WHAT IS NEEDED:
Write out everything in the records exactly, apart from the pictures.

PROVIDED RECORDS:

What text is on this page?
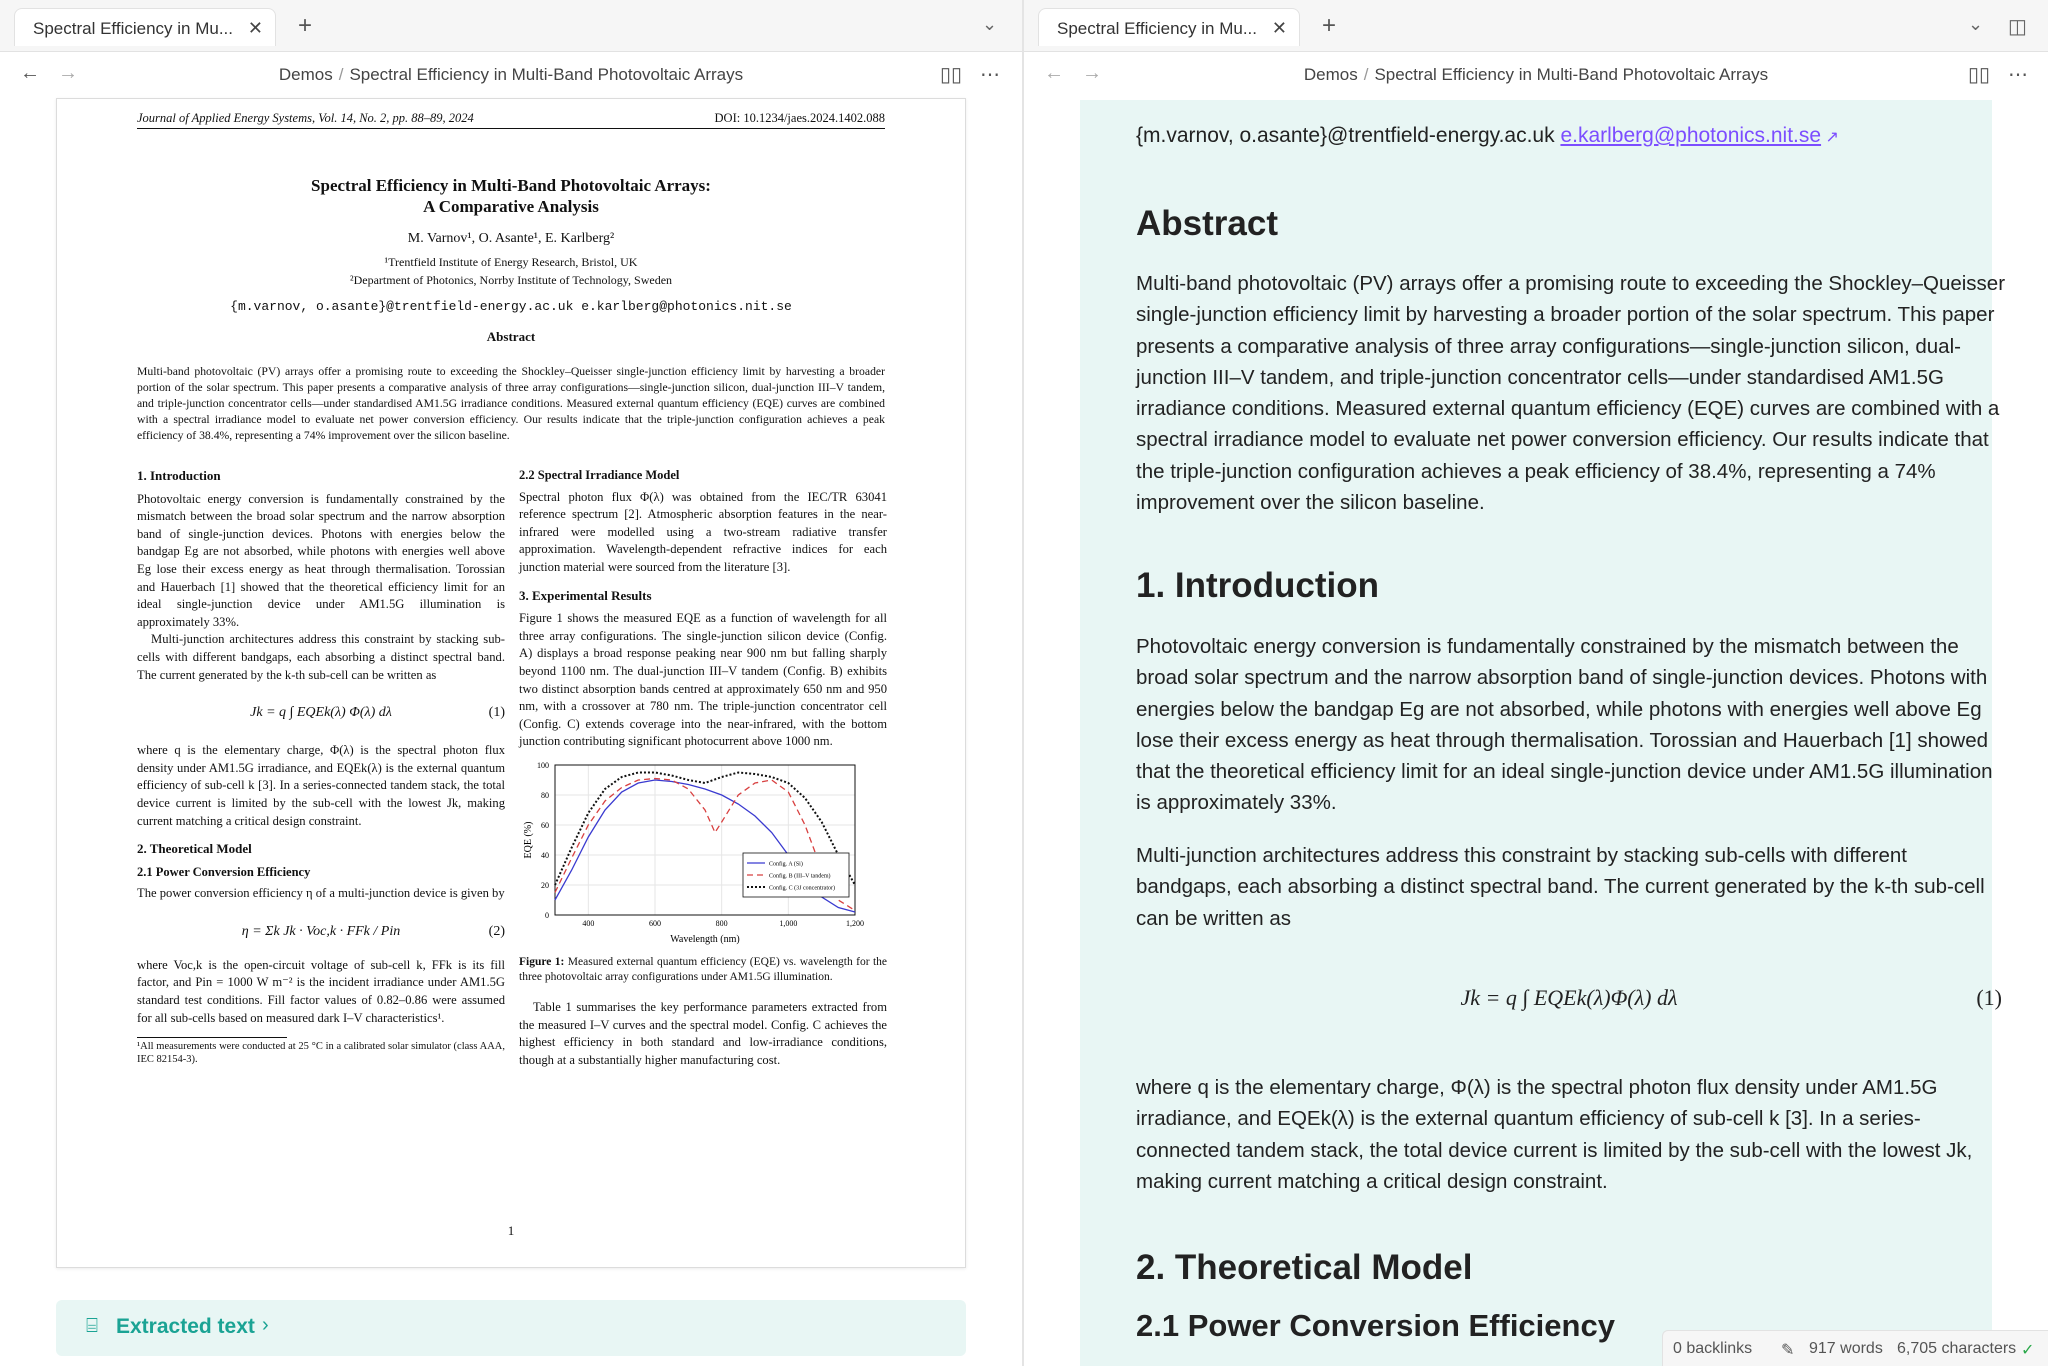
Spectral Efficiency in Mu... ✕ +	⌄
← →	Demos / Spectral Efficiency in Multi-Band Photovoltaic Arrays	▯▯ ⋯
Journal of Applied Energy Systems, Vol. 14, No. 2, pp. 88–89, 2024	DOI: 10.1234/jaes.2024.1402.088
Spectral Efficiency in Multi-Band Photovoltaic Arrays:
A Comparative Analysis
M. Varnov¹, O. Asante¹, E. Karlberg²
¹Trentfield Institute of Energy Research, Bristol, UK
²Department of Photonics, Norrby Institute of Technology, Sweden
{m.varnov, o.asante}@trentfield-energy.ac.uk e.karlberg@photonics.nit.se
Abstract
Multi-band photovoltaic (PV) arrays offer a promising route to exceeding the Shockley–Queisser single-junction efficiency limit by harvesting a broader portion of the solar spectrum. This paper presents a comparative analysis of three array configurations—single-junction silicon, dual-junction III–V tandem, and triple-junction concentrator cells—under standardised AM1.5G irradiance conditions. Measured external quantum efficiency (EQE) curves are combined with a spectral irradiance model to evaluate net power conversion efficiency. Our results indicate that the triple-junction configuration achieves a peak efficiency of 38.4%, representing a 74% improvement over the silicon baseline.
1. Introduction

Photovoltaic energy conversion is fundamentally constrained by the mismatch between the broad solar spectrum and the narrow absorption band of single-junction devices. Photons with energies below the bandgap Eg are not absorbed, while photons with energies well above Eg lose their excess energy as heat through thermalisation. Torossian and Hauerbach [1] showed that the theoretical efficiency limit for an ideal single-junction device under AM1.5G illumination is approximately 33%.

Multi-junction architectures address this constraint by stacking sub-cells with different bandgaps, each absorbing a distinct spectral band. The current generated by the k-th sub-cell can be written as

Jk = q ∫ EQEk(λ) Φ(λ) dλ	(1)

where q is the elementary charge, Φ(λ) is the spectral photon flux density under AM1.5G irradiance, and EQEk(λ) is the external quantum efficiency of sub-cell k [3]. In a series-connected tandem stack, the total device current is limited by the sub-cell with the lowest Jk, making current matching a critical design constraint.

2. Theoretical Model
2.1 Power Conversion Efficiency

The power conversion efficiency η of a multi-junction device is given by

η = Σk Jk · Voc,k · FFk / Pin	(2)

where Voc,k is the open-circuit voltage of sub-cell k, FFk is its fill factor, and Pin = 1000 W m⁻² is the incident irradiance under AM1.5G standard test conditions. Fill factor values of 0.82–0.86 were assumed for all sub-cells based on measured dark I–V characteristics¹.

¹All measurements were conducted at 25 °C in a calibrated solar simulator (class AAA, IEC 82154-3).
2.2 Spectral Irradiance Model

Spectral photon flux Φ(λ) was obtained from the IEC/TR 63041 reference spectrum [2]. Atmospheric absorption features in the near-infrared were modelled using a two-stream radiative transfer approximation. Wavelength-dependent refractive indices for each junction material were sourced from the literature [3].

3. Experimental Results

Figure 1 shows the measured EQE as a function of wavelength for all three array configurations. The single-junction silicon device (Config. A) displays a broad response peaking near 900 nm but falling sharply beyond 1100 nm. The dual-junction III–V tandem (Config. B) exhibits two distinct absorption bands centred at approximately 650 nm and 950 nm, with a crossover at 780 nm. The triple-junction concentrator cell (Config. C) extends coverage into the near-infrared, with the bottom junction contributing significant photocurrent above 1000 nm.

0
20
40
60
80
100
400	600	800	1,000	1,200
Wavelength (nm)
EQE (%)
Config. A (Si)
Config. B (III–V tandem)
Config. C (3J concentrator)

Figure 1: Measured external quantum efficiency (EQE) vs. wavelength for the three photovoltaic array configurations under AM1.5G illumination.

Table 1 summarises the key performance parameters extracted from the measured I–V curves and the spectral model. Config. C achieves the highest efficiency in both standard and low-irradiance conditions, though at a substantially higher manufacturing cost.

1
⌸ Extracted text ›
Spectral Efficiency in Mu... ✕ +	⌄ ◫
← →	Demos / Spectral Efficiency in Multi-Band Photovoltaic Arrays	▯▯ ⋯
{m.varnov, o.asante}@trentfield-energy.ac.uk e.karlberg@photonics.nit.se ↗
Abstract
Multi-band photovoltaic (PV) arrays offer a promising route to exceeding the Shockley–Queisser single-junction efficiency limit by harvesting a broader portion of the solar spectrum. This paper presents a comparative analysis of three array configurations—single-junction silicon, dual-junction III–V tandem, and triple-junction concentrator cells—under standardised AM1.5G irradiance conditions. Measured external quantum efficiency (EQE) curves are combined with a spectral irradiance model to evaluate net power conversion efficiency. Our results indicate that the triple-junction configuration achieves a peak efficiency of 38.4%, representing a 74% improvement over the silicon baseline.
1. Introduction
Photovoltaic energy conversion is fundamentally constrained by the mismatch between the broad solar spectrum and the narrow absorption band of single-junction devices. Photons with energies below the bandgap Eg are not absorbed, while photons with energies well above Eg lose their excess energy as heat through thermalisation. Torossian and Hauerbach [1] showed that the theoretical efficiency limit for an ideal single-junction device under AM1.5G illumination is approximately 33%.
Multi-junction architectures address this constraint by stacking sub-cells with different bandgaps, each absorbing a distinct spectral band. The current generated by the k-th sub-cell can be written as
Jk = q ∫ EQEk(λ)Φ(λ) dλ	(1)
where q is the elementary charge, Φ(λ) is the spectral photon flux density under AM1.5G irradiance, and EQEk(λ) is the external quantum efficiency of sub-cell k [3]. In a series-connected tandem stack, the total device current is limited by the sub-cell with the lowest Jk, making current matching a critical design constraint.
2. Theoretical Model
2.1 Power Conversion Efficiency
0 backlinks ✎ 917 words 6,705 characters ✓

TASK SOLUTION:
What text is on this page?
Spectral Efficiency in Mu... ✕ +	⌄
← →	Demos / Spectral Efficiency in Multi-Band Photovoltaic Arrays	▯▯ ⋯
Journal of Applied Energy Systems, Vol. 14, No. 2, pp. 88–89, 2024	DOI: 10.1234/jaes.2024.1402.088
Spectral Efficiency in Multi-Band Photovoltaic Arrays:
A Comparative Analysis
M. Varnov¹, O. Asante¹, E. Karlberg²
¹Trentfield Institute of Energy Research, Bristol, UK
²Department of Photonics, Norrby Institute of Technology, Sweden
{m.varnov, o.asante}@trentfield-energy.ac.uk e.karlberg@photonics.nit.se
Abstract
Multi-band photovoltaic (PV) arrays offer a promising route to exceeding the Shockley–Queisser single-junction efficiency limit by harvesting a broader portion of the solar spectrum. This paper presents a comparative analysis of three array configurations—single-junction silicon, dual-junction III–V tandem, and triple-junction concentrator cells—under standardised AM1.5G irradiance conditions. Measured external quantum efficiency (EQE) curves are combined with a spectral irradiance model to evaluate net power conversion efficiency. Our results indicate that the triple-junction configuration achieves a peak efficiency of 38.4%, representing a 74% improvement over the silicon baseline.
1. Introduction

Photovoltaic energy conversion is fundamentally constrained by the mismatch between the broad solar spectrum and the narrow absorption band of single-junction devices. Photons with energies below the bandgap Eg are not absorbed, while photons with energies well above Eg lose their excess energy as heat through thermalisation. Torossian and Hauerbach [1] showed that the theoretical efficiency limit for an ideal single-junction device under AM1.5G illumination is approximately 33%.

Multi-junction architectures address this constraint by stacking sub-cells with different bandgaps, each absorbing a distinct spectral band. The current generated by the k-th sub-cell can be written as

Jk = q ∫ EQEk(λ) Φ(λ) dλ	(1)

where q is the elementary charge, Φ(λ) is the spectral photon flux density under AM1.5G irradiance, and EQEk(λ) is the external quantum efficiency of sub-cell k [3]. In a series-connected tandem stack, the total device current is limited by the sub-cell with the lowest Jk, making current matching a critical design constraint.

2. Theoretical Model
2.1 Power Conversion Efficiency

The power conversion efficiency η of a multi-junction device is given by

η = Σk Jk · Voc,k · FFk / Pin	(2)

where Voc,k is the open-circuit voltage of sub-cell k, FFk is its fill factor, and Pin = 1000 W m⁻² is the incident irradiance under AM1.5G standard test conditions. Fill factor values of 0.82–0.86 were assumed for all sub-cells based on measured dark I–V characteristics¹.

¹All measurements were conducted at 25 °C in a calibrated solar simulator (class AAA, IEC 82154-3).
2.2 Spectral Irradiance Model

Spectral photon flux Φ(λ) was obtained from the IEC/TR 63041 reference spectrum [2]. Atmospheric absorption features in the near-infrared were modelled using a two-stream radiative transfer approximation. Wavelength-dependent refractive indices for each junction material were sourced from the literature [3].

3. Experimental Results

Figure 1 shows the measured EQE as a function of wavelength for all three array configurations. The single-junction silicon device (Config. A) displays a broad response peaking near 900 nm but falling sharply beyond 1100 nm. The dual-junction III–V tandem (Config. B) exhibits two distinct absorption bands centred at approximately 650 nm and 950 nm, with a crossover at 780 nm. The triple-junction concentrator cell (Config. C) extends coverage into the near-infrared, with the bottom junction contributing significant photocurrent above 1000 nm.

0
20
40
60
80
100
400	600	800	1,000	1,200
Wavelength (nm)
EQE (%)
Config. A (Si)
Config. B (III–V tandem)
Config. C (3J concentrator)

Figure 1: Measured external quantum efficiency (EQE) vs. wavelength for the three photovoltaic array configurations under AM1.5G illumination.

Table 1 summarises the key performance parameters extracted from the measured I–V curves and the spectral model. Config. C achieves the highest efficiency in both standard and low-irradiance conditions, though at a substantially higher manufacturing cost.

1
⌸ Extracted text ›
Spectral Efficiency in Mu... ✕ +	⌄ ◫
← →	Demos / Spectral Efficiency in Multi-Band Photovoltaic Arrays	▯▯ ⋯
{m.varnov, o.asante}@trentfield-energy.ac.uk e.karlberg@photonics.nit.se ↗
Abstract
Multi-band photovoltaic (PV) arrays offer a promising route to exceeding the Shockley–Queisser single-junction efficiency limit by harvesting a broader portion of the solar spectrum. This paper presents a comparative analysis of three array configurations—single-junction silicon, dual-junction III–V tandem, and triple-junction concentrator cells—under standardised AM1.5G irradiance conditions. Measured external quantum efficiency (EQE) curves are combined with a spectral irradiance model to evaluate net power conversion efficiency. Our results indicate that the triple-junction configuration achieves a peak efficiency of 38.4%, representing a 74% improvement over the silicon baseline.
1. Introduction
Photovoltaic energy conversion is fundamentally constrained by the mismatch between the broad solar spectrum and the narrow absorption band of single-junction devices. Photons with energies below the bandgap Eg are not absorbed, while photons with energies well above Eg lose their excess energy as heat through thermalisation. Torossian and Hauerbach [1] showed that the theoretical efficiency limit for an ideal single-junction device under AM1.5G illumination is approximately 33%.
Multi-junction architectures address this constraint by stacking sub-cells with different bandgaps, each absorbing a distinct spectral band. The current generated by the k-th sub-cell can be written as
Jk = q ∫ EQEk(λ)Φ(λ) dλ	(1)
where q is the elementary charge, Φ(λ) is the spectral photon flux density under AM1.5G irradiance, and EQEk(λ) is the external quantum efficiency of sub-cell k [3]. In a series-connected tandem stack, the total device current is limited by the sub-cell with the lowest Jk, making current matching a critical design constraint.
2. Theoretical Model
2.1 Power Conversion Efficiency
0 backlinks ✎ 917 words 6,705 characters ✓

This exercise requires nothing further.